Exercise requirements> Begin at the line containing "What text is on this page?" and copy exactly through the last line of the listing, skipping every picture.

The input>
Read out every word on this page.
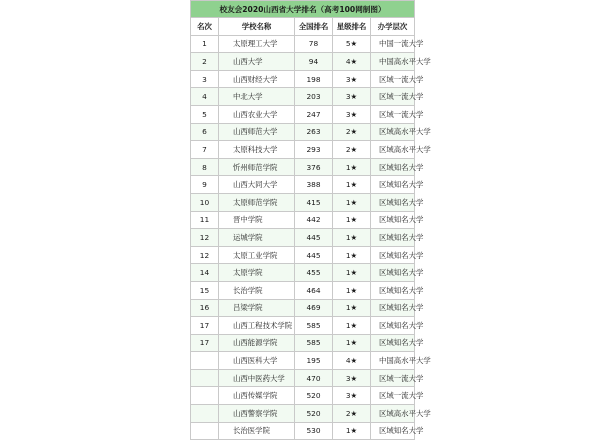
校友会2020山西省大学排名（高考100网制图）				
名次	学校名称	全国排名	星级排名	办学层次
1	太原理工大学	78	5★	中国一流大学
2	山西大学	94	4★	中国高水平大学
3	山西财经大学	198	3★	区域一流大学
4	中北大学	203	3★	区域一流大学
5	山西农业大学	247	3★	区域一流大学
6	山西师范大学	263	2★	区域高水平大学
7	太原科技大学	293	2★	区域高水平大学
8	忻州师范学院	376	1★	区域知名大学
9	山西大同大学	388	1★	区域知名大学
10	太原师范学院	415	1★	区域知名大学
11	晋中学院	442	1★	区域知名大学
12	运城学院	445	1★	区域知名大学
12	太原工业学院	445	1★	区域知名大学
14	太原学院	455	1★	区域知名大学
15	长治学院	464	1★	区域知名大学
16	吕梁学院	469	1★	区域知名大学
17	山西工程技术学院	585	1★	区域知名大学
17	山西能源学院	585	1★	区域知名大学
	山西医科大学	195	4★	中国高水平大学
	山西中医药大学	470	3★	区域一流大学
	山西传媒学院	520	3★	区域一流大学
	山西警察学院	520	2★	区域高水平大学
	长治医学院	530	1★	区域知名大学
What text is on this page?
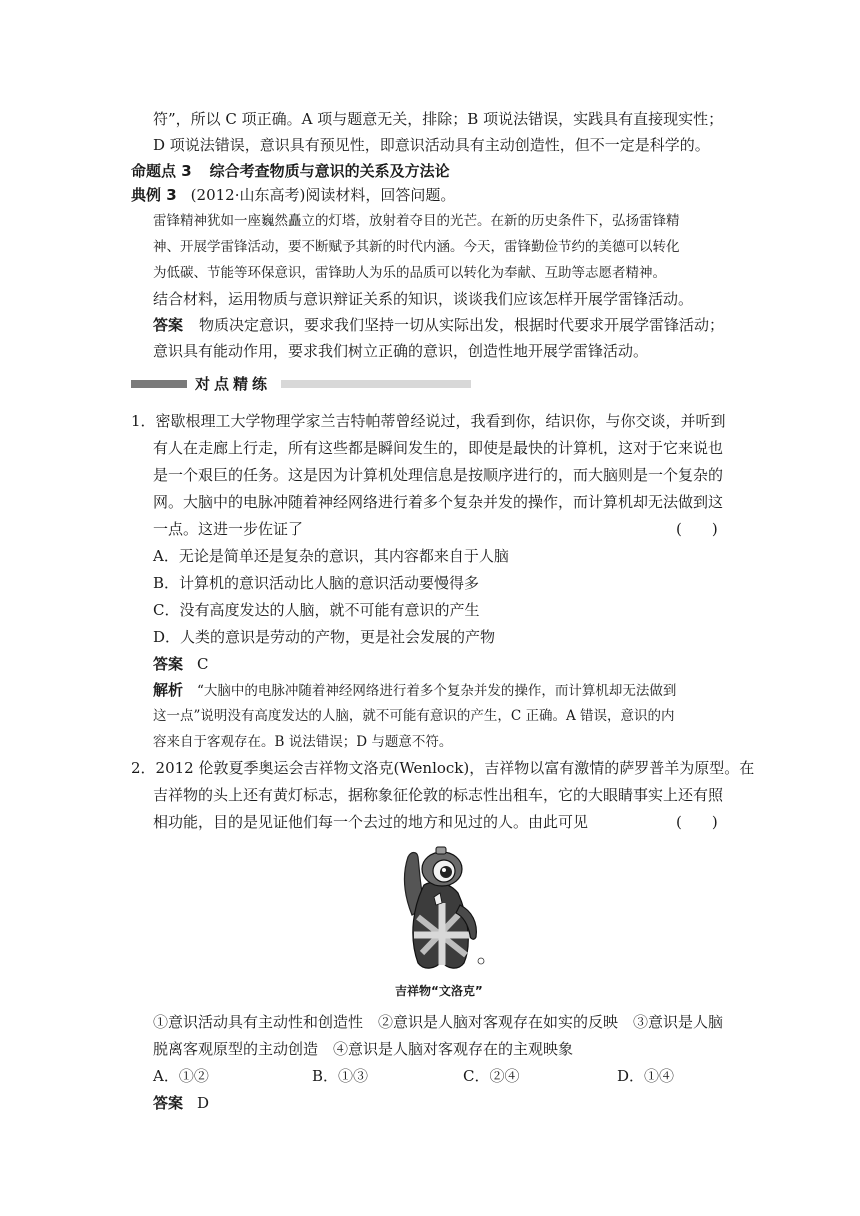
符”，所以 C 项正确。A 项与题意无关，排除；B 项说法错误，实践具有直接现实性；
D 项说法错误，意识具有预见性，即意识活动具有主动创造性，但不一定是科学的。
命题点 3 综合考查物质与意识的关系及方法论
典例 3 (2012·山东高考)阅读材料，回答问题。
雷锋精神犹如一座巍然矗立的灯塔，放射着夺目的光芒。在新的历史条件下，弘扬雷锋精
神、开展学雷锋活动，要不断赋予其新的时代内涵。今天，雷锋勤俭节约的美德可以转化
为低碳、节能等环保意识，雷锋助人为乐的品质可以转化为奉献、互助等志愿者精神。
结合材料，运用物质与意识辩证关系的知识，谈谈我们应该怎样开展学雷锋活动。
答案 物质决定意识，要求我们坚持一切从实际出发，根据时代要求开展学雷锋活动；
意识具有能动作用，要求我们树立正确的意识，创造性地开展学雷锋活动。
对点精练
1．密歇根理工大学物理学家兰吉特帕蒂曾经说过，我看到你，结识你，与你交谈，并听到
有人在走廊上行走，所有这些都是瞬间发生的，即使是最快的计算机，这对于它来说也
是一个艰巨的任务。这是因为计算机处理信息是按顺序进行的，而大脑则是一个复杂的
网。大脑中的电脉冲随着神经网络进行着多个复杂并发的操作，而计算机却无法做到这
一点。这进一步佐证了	(　　)
A．无论是简单还是复杂的意识，其内容都来自于人脑
B．计算机的意识活动比人脑的意识活动要慢得多
C．没有高度发达的人脑，就不可能有意识的产生
D．人类的意识是劳动的产物，更是社会发展的产物
答案 C
解析 “大脑中的电脉冲随着神经网络进行着多个复杂并发的操作，而计算机却无法做到
这一点”说明没有高度发达的人脑，就不可能有意识的产生，C 正确。A 错误，意识的内
容来自于客观存在。B 说法错误；D 与题意不符。
2．2012 伦敦夏季奥运会吉祥物文洛克(Wenlock)，吉祥物以富有激情的萨罗普羊为原型。在
吉祥物的头上还有黄灯标志，据称象征伦敦的标志性出租车，它的大眼睛事实上还有照
相功能，目的是见证他们每一个去过的地方和见过的人。由此可见	(　　)
吉祥物“文洛克”
①意识活动具有主动性和创造性　②意识是人脑对客观存在如实的反映　③意识是人脑
脱离客观原型的主动创造　④意识是人脑对客观存在的主观映象
A．①②	B．①③	C．②④	D．①④
答案 D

Correct response>
What text is on this page?
符”，所以 C 项正确。A 项与题意无关，排除；B 项说法错误，实践具有直接现实性；
D 项说法错误，意识具有预见性，即意识活动具有主动创造性，但不一定是科学的。
命题点 3 综合考查物质与意识的关系及方法论
典例 3 (2012·山东高考)阅读材料，回答问题。
雷锋精神犹如一座巍然矗立的灯塔，放射着夺目的光芒。在新的历史条件下，弘扬雷锋精
神、开展学雷锋活动，要不断赋予其新的时代内涵。今天，雷锋勤俭节约的美德可以转化
为低碳、节能等环保意识，雷锋助人为乐的品质可以转化为奉献、互助等志愿者精神。
结合材料，运用物质与意识辩证关系的知识，谈谈我们应该怎样开展学雷锋活动。
答案 物质决定意识，要求我们坚持一切从实际出发，根据时代要求开展学雷锋活动；
意识具有能动作用，要求我们树立正确的意识，创造性地开展学雷锋活动。
对点精练
1．密歇根理工大学物理学家兰吉特帕蒂曾经说过，我看到你，结识你，与你交谈，并听到
有人在走廊上行走，所有这些都是瞬间发生的，即使是最快的计算机，这对于它来说也
是一个艰巨的任务。这是因为计算机处理信息是按顺序进行的，而大脑则是一个复杂的
网。大脑中的电脉冲随着神经网络进行着多个复杂并发的操作，而计算机却无法做到这
一点。这进一步佐证了	(　　)
A．无论是简单还是复杂的意识，其内容都来自于人脑
B．计算机的意识活动比人脑的意识活动要慢得多
C．没有高度发达的人脑，就不可能有意识的产生
D．人类的意识是劳动的产物，更是社会发展的产物
答案 C
解析 “大脑中的电脉冲随着神经网络进行着多个复杂并发的操作，而计算机却无法做到
这一点”说明没有高度发达的人脑，就不可能有意识的产生，C 正确。A 错误，意识的内
容来自于客观存在。B 说法错误；D 与题意不符。
2．2012 伦敦夏季奥运会吉祥物文洛克(Wenlock)，吉祥物以富有激情的萨罗普羊为原型。在
吉祥物的头上还有黄灯标志，据称象征伦敦的标志性出租车，它的大眼睛事实上还有照
相功能，目的是见证他们每一个去过的地方和见过的人。由此可见	(　　)
吉祥物“文洛克”
①意识活动具有主动性和创造性　②意识是人脑对客观存在如实的反映　③意识是人脑
脱离客观原型的主动创造　④意识是人脑对客观存在的主观映象
A．①②	B．①③	C．②④	D．①④
答案 D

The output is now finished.